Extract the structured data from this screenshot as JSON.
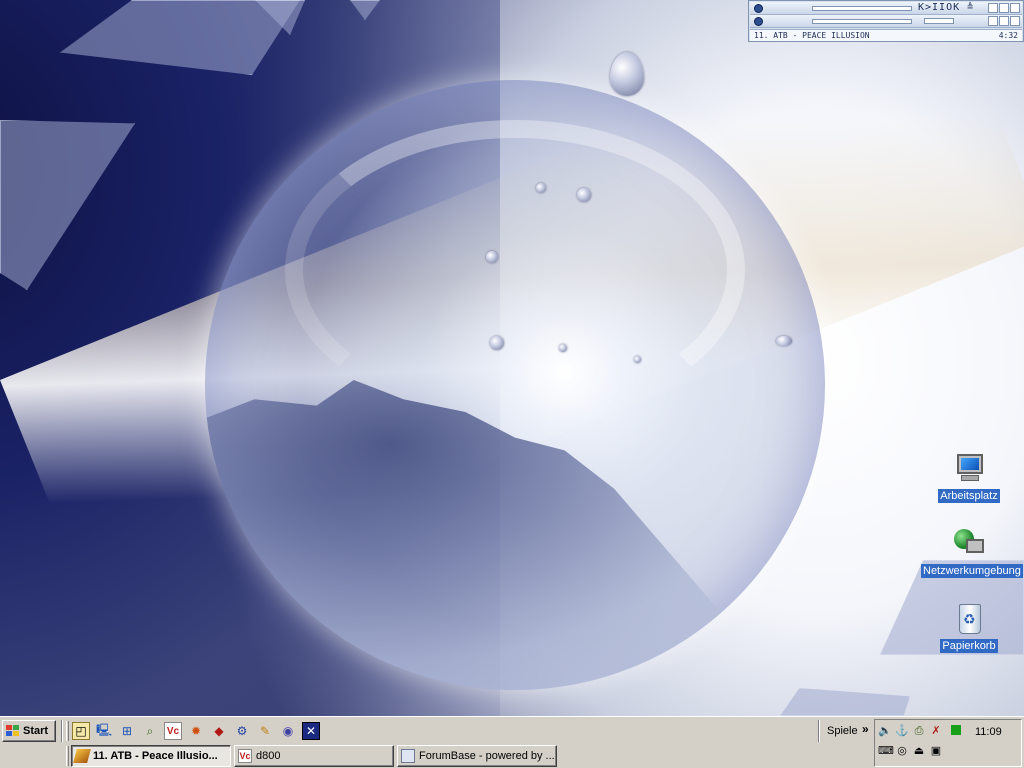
{
  "desktop": {
    "icons": [
      {
        "label": "Arbeitsplatz",
        "icon": "my-computer-icon"
      },
      {
        "label": "Netzwerkumgebung",
        "icon": "network-neighborhood-icon"
      },
      {
        "label": "Papierkorb",
        "icon": "recycle-bin-icon"
      }
    ]
  },
  "media_player": {
    "controls": "K>IIOK ≜",
    "track_title": "11. ATB - PEACE ILLUSION",
    "time": "4:32"
  },
  "taskbar": {
    "start_label": "Start",
    "quicklaunch": [
      "show-desktop-icon",
      "computer-icon",
      "network-icon",
      "search-icon",
      "vc-editor-icon",
      "fire-icon",
      "game-icon",
      "tool-icon",
      "feather-icon",
      "media-icon",
      "flag-icon"
    ],
    "tasks": [
      {
        "label": "11. ATB - Peace Illusio...",
        "icon": "winamp-icon",
        "active": true
      },
      {
        "label": "d800",
        "icon": "vc-editor-icon",
        "active": false
      },
      {
        "label": "ForumBase - powered by ...",
        "icon": "browser-icon",
        "active": false
      }
    ],
    "toolbar_label": "Spiele",
    "chevron": "»",
    "clock": "11:09"
  },
  "colors": {
    "taskbar": "#d4d0c8",
    "icon_label_bg": "#316ac5"
  }
}
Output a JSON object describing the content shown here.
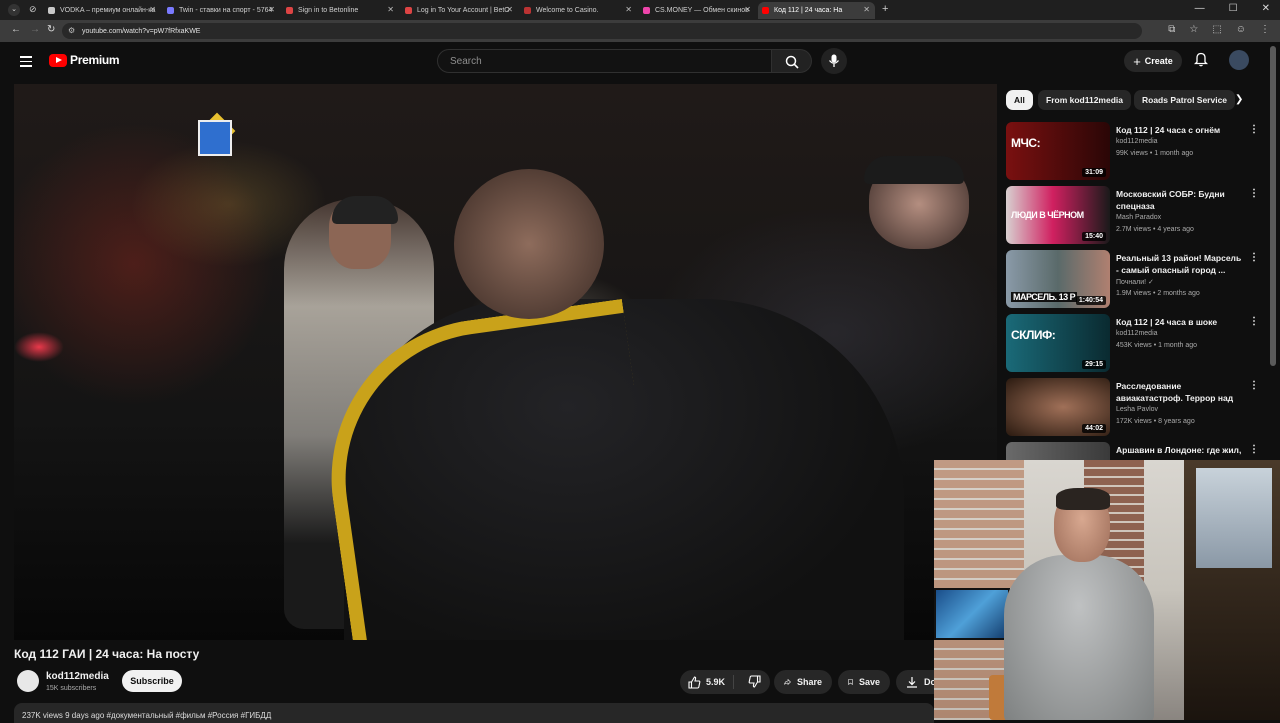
{
  "browser": {
    "tabs": [
      {
        "title": "VODKA – премиум онлайн-ка",
        "color": "#c9c9c9"
      },
      {
        "title": "Twin - ставки на спорт - 5764",
        "color": "#7a7aff"
      },
      {
        "title": "Sign in to Betonline",
        "color": "#d44"
      },
      {
        "title": "Log in To Your Account | BetO",
        "color": "#d44"
      },
      {
        "title": "Welcome to Casino.",
        "color": "#b33"
      },
      {
        "title": "CS.MONEY — Обмен скинов",
        "color": "#e4a"
      },
      {
        "title": "Код 112 | 24 часа: На",
        "color": "#ff0000"
      }
    ],
    "url": "youtube.com/watch?v=pW7fRfxaKWE"
  },
  "youtube": {
    "logo_text": "Premium",
    "search_placeholder": "Search",
    "create_label": "Create"
  },
  "video": {
    "title": "Код 112 ГАИ | 24 часа: На посту",
    "channel": "kod112media",
    "subscribers": "15K subscribers",
    "subscribe_label": "Subscribe",
    "likes": "5.9K",
    "share_label": "Share",
    "save_label": "Save",
    "download_label": "Dov",
    "description_preview": "237K views  9 days ago  #документальный #фильм #Россия #ГИБДД"
  },
  "chips": [
    {
      "label": "All",
      "active": true
    },
    {
      "label": "From kod112media",
      "active": false
    },
    {
      "label": "Roads Patrol Service",
      "active": false
    }
  ],
  "recommendations": [
    {
      "title": "Код 112 | 24 часа с огнём",
      "channel": "kod112media",
      "meta": "99K views • 1 month ago",
      "duration": "31:09",
      "thumb_text": "МЧС:",
      "thumb_color": "#6a1010"
    },
    {
      "title": "Московский СОБР: Будни спецназа",
      "channel": "Mash Paradox",
      "meta": "2.7M views • 4 years ago",
      "duration": "15:40",
      "thumb_text": "ЛЮДИ В ЧЁРНОМ",
      "thumb_color": "#c8205a"
    },
    {
      "title": "Реальный 13 район! Марсель - самый опасный город ...",
      "channel": "Почнали! ✓",
      "meta": "1.9M views • 2 months ago",
      "duration": "1:40:54",
      "thumb_text": "МАРСЕЛЬ. 13 Р",
      "thumb_color": "#5a6a7a"
    },
    {
      "title": "Код 112 | 24 часа в шоке",
      "channel": "kod112media",
      "meta": "453K views • 1 month ago",
      "duration": "29:15",
      "thumb_text": "СКЛИФ:",
      "thumb_color": "#0f5f6a"
    },
    {
      "title": "Расследование авиакатастроф. Террор над ...",
      "channel": "Lesha Pavlov",
      "meta": "172K views • 8 years ago",
      "duration": "44:02",
      "thumb_text": "",
      "thumb_color": "#3a2a1e"
    },
    {
      "title": "Аршавин в Лондоне: где жил,",
      "channel": "",
      "meta": "",
      "duration": "",
      "thumb_text": "",
      "thumb_color": "#4a4a4a"
    }
  ]
}
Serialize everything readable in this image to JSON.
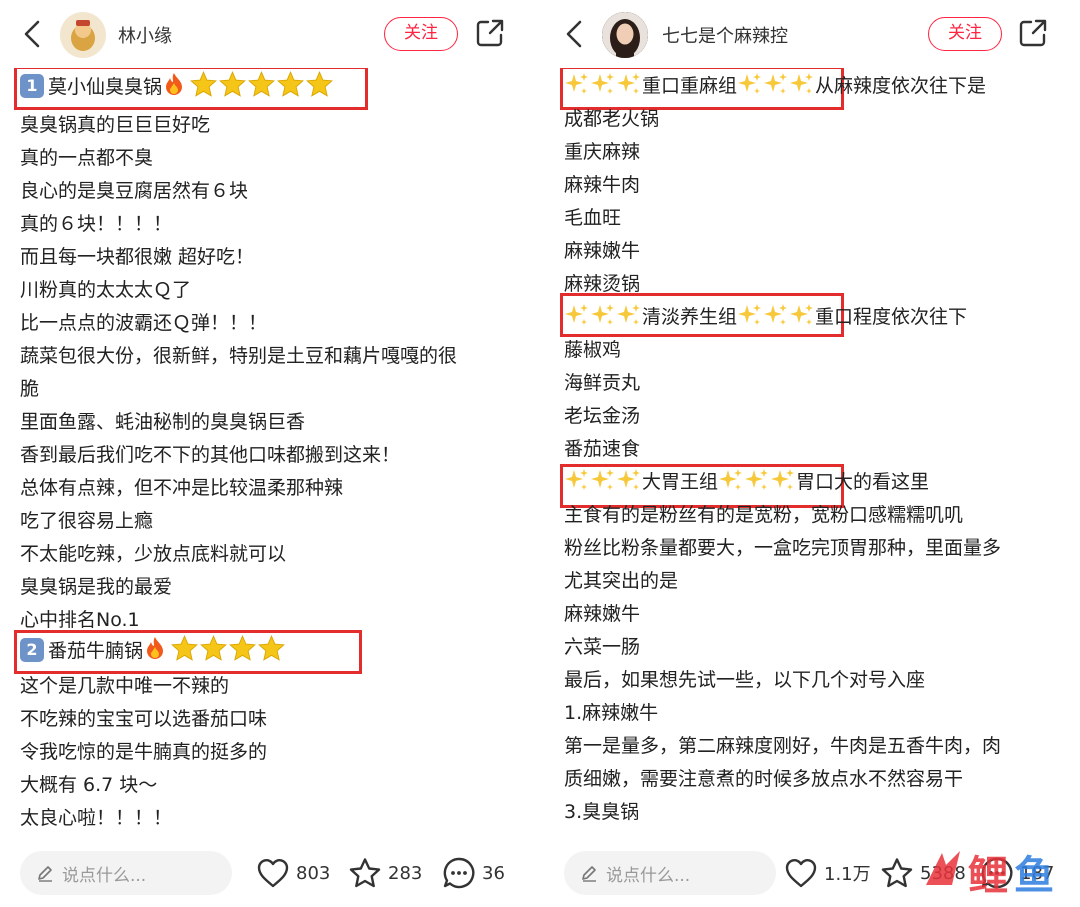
{
  "left": {
    "username": "林小缘",
    "follow_label": "关注",
    "section1": {
      "badge": "1",
      "title": "莫小仙臭臭锅"
    },
    "lines_a": [
      "臭臭锅真的巨巨巨好吃",
      "真的一点都不臭",
      "良心的是臭豆腐居然有６块",
      "真的６块！！！！",
      "而且每一块都很嫩 超好吃！",
      "川粉真的太太太Ｑ了",
      "比一点点的波霸还Ｑ弹！！！",
      "蔬菜包很大份，很新鲜，特别是土豆和藕片嘎嘎的很",
      "脆",
      "里面鱼露、蚝油秘制的臭臭锅巨香",
      "香到最后我们吃不下的其他口味都搬到这来！",
      "总体有点辣，但不冲是比较温柔那种辣",
      "吃了很容易上瘾",
      "不太能吃辣，少放点底料就可以",
      "臭臭锅是我的最爱",
      "心中排名No.1"
    ],
    "section2": {
      "badge": "2",
      "title": "番茄牛腩锅"
    },
    "lines_b": [
      "这个是几款中唯一不辣的",
      "不吃辣的宝宝可以选番茄口味",
      "令我吃惊的是牛腩真的挺多的",
      "大概有 6.7 块～",
      "太良心啦！！！！"
    ],
    "comment_placeholder": "说点什么...",
    "likes": "803",
    "stars": "283",
    "comments": "36"
  },
  "right": {
    "username": "七七是个麻辣控",
    "follow_label": "关注",
    "group1": {
      "title": "重口重麻组",
      "suffix": "从麻辣度依次往下是"
    },
    "group1_items": [
      "成都老火锅",
      "重庆麻辣",
      "麻辣牛肉",
      "毛血旺",
      "麻辣嫩牛",
      "麻辣烫锅"
    ],
    "group2": {
      "title": "清淡养生组",
      "suffix": "重口程度依次往下"
    },
    "group2_items": [
      "藤椒鸡",
      "海鲜贡丸",
      "老坛金汤",
      "番茄速食"
    ],
    "group3": {
      "title": "大胃王组",
      "suffix": "胃口大的看这里"
    },
    "lines_c": [
      "主食有的是粉丝有的是宽粉，宽粉口感糯糯叽叽",
      "粉丝比粉条量都要大，一盒吃完顶胃那种，里面量多",
      "尤其突出的是",
      "麻辣嫩牛",
      "六菜一肠",
      "最后，如果想先试一些，以下几个对号入座",
      "1.麻辣嫩牛",
      "第一是量多，第二麻辣度刚好，牛肉是五香牛肉，肉",
      "质细嫩，需要注意煮的时候多放点水不然容易干",
      "3.臭臭锅"
    ],
    "comment_placeholder": "说点什么...",
    "likes": "1.1万",
    "stars": "5388",
    "comments": "187"
  },
  "watermark": {
    "char1": "鲤",
    "char2": "鱼"
  },
  "colors": {
    "accent": "#ff2442",
    "highlight_box": "#e32d2d",
    "badge": "#6e93c9",
    "star": "#f5c518"
  }
}
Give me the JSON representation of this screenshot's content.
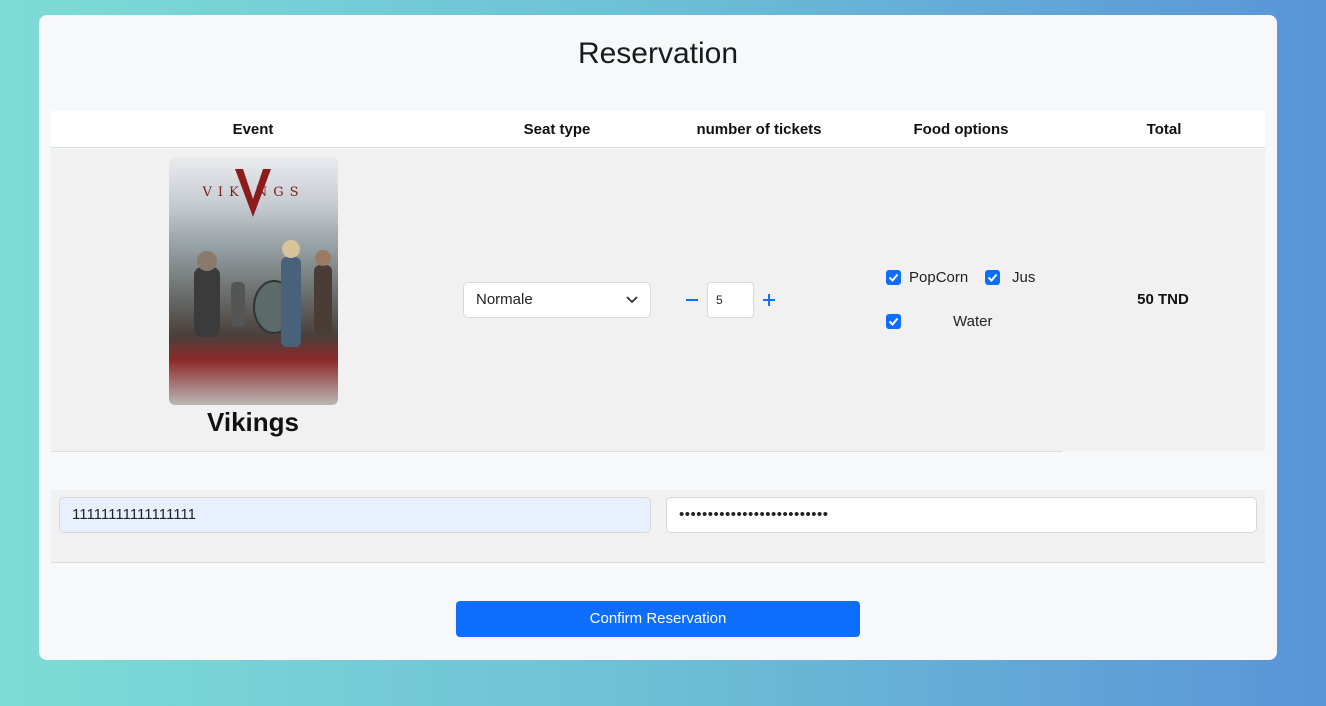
{
  "page": {
    "title": "Reservation"
  },
  "table": {
    "headers": [
      "Event",
      "Seat type",
      "number of tickets",
      "Food options",
      "Total"
    ],
    "row": {
      "poster_title": "VIKINGS",
      "event_name": "Vikings",
      "seat_type": "Normale",
      "tickets": "5",
      "food": [
        {
          "label": "PopCorn",
          "checked": true
        },
        {
          "label": "Jus",
          "checked": true
        },
        {
          "label": "Water",
          "checked": true
        }
      ],
      "total": "50 TND"
    }
  },
  "payment": {
    "card_number": "11111111111111111",
    "password_mask": "••••••••••••••••••••••••••"
  },
  "actions": {
    "confirm_label": "Confirm Reservation"
  },
  "icons": {
    "minus": "minus-icon",
    "plus": "plus-icon",
    "check": "check-icon",
    "chevron": "chevron-down-icon"
  },
  "colors": {
    "accent": "#0d6efd"
  }
}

AIM OF THE TASK → Go through the material line by line. Show each line that contains the string "this".

EXERCISE RESPONSE →
Extract the structured data from this screenshot as JSON.
Serialize everything readable in this image to JSON.
Give me the JSON representation of this screenshot's content.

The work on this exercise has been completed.